Task statement:
Read the records and gather each line that includes "estimated".

Input data:
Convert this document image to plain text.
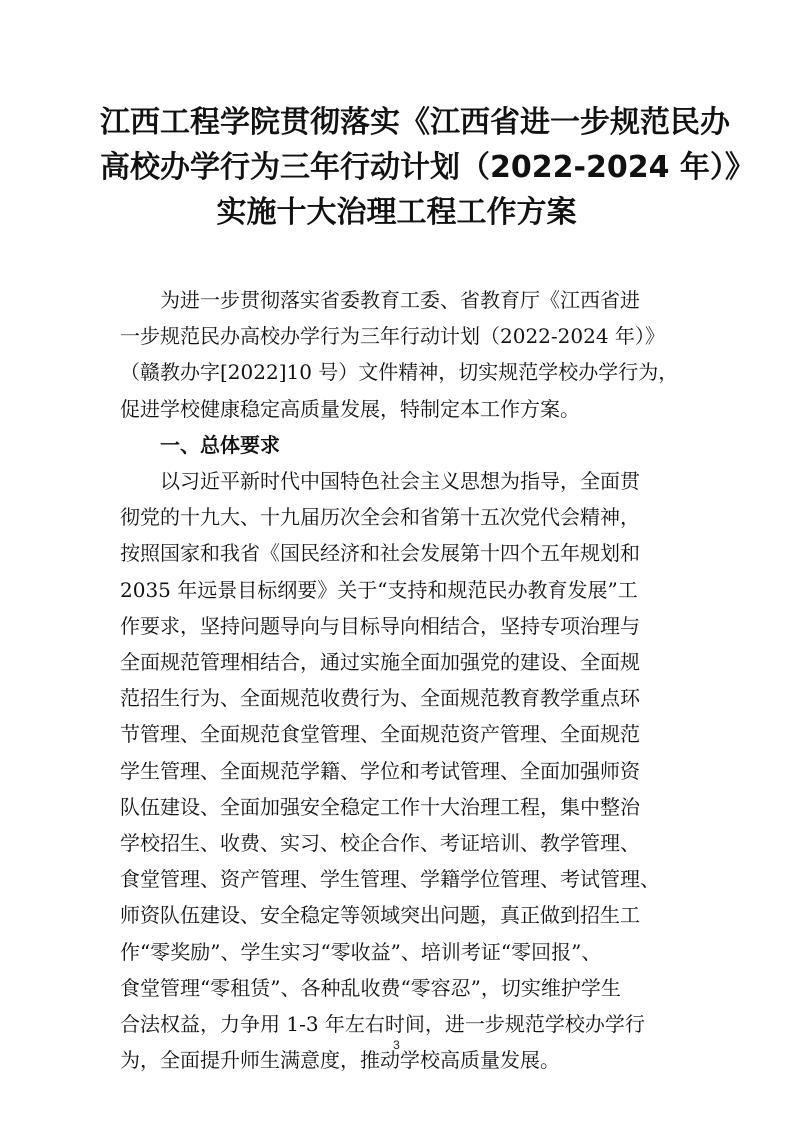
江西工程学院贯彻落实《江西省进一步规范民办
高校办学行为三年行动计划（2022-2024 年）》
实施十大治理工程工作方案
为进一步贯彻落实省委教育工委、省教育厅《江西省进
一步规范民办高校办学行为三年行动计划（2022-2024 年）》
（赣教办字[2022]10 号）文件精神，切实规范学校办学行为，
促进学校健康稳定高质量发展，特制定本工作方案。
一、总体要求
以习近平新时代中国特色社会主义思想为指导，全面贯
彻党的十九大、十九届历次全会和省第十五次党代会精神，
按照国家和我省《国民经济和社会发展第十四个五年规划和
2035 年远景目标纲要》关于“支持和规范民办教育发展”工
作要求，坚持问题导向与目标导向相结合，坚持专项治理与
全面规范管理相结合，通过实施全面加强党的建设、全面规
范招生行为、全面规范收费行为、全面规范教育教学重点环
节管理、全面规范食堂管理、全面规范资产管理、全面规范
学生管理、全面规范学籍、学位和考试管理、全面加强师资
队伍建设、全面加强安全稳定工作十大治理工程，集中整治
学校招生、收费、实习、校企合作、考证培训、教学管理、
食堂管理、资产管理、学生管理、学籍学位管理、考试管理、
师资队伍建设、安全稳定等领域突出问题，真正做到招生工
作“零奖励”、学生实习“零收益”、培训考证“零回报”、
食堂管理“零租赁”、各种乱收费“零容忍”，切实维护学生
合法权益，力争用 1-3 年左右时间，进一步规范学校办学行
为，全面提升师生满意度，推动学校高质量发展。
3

---

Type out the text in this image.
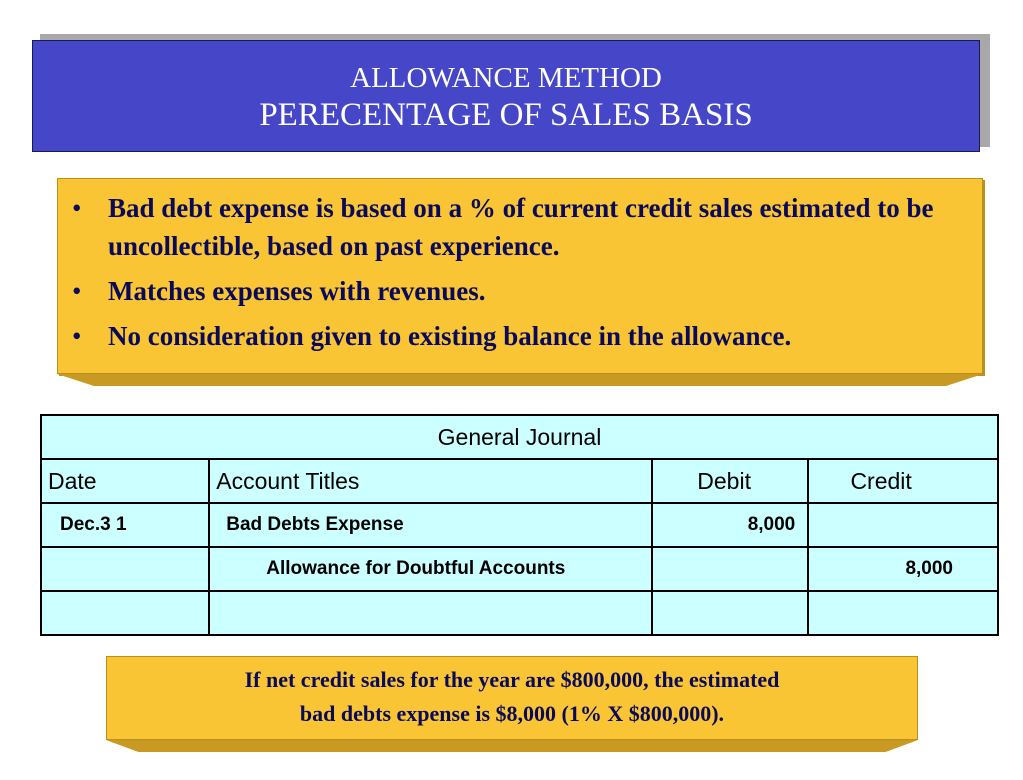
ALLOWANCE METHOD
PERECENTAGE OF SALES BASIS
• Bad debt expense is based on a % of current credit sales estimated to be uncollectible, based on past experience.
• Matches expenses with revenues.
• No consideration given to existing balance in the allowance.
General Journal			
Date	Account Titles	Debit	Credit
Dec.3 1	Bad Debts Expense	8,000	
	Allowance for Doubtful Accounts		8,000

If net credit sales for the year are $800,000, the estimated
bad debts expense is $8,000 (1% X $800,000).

Task answer:
• Bad debt expense is based on a % of current credit sales estimated to be uncollectible, based on past experience.
If net credit sales for the year are $800,000, the estimated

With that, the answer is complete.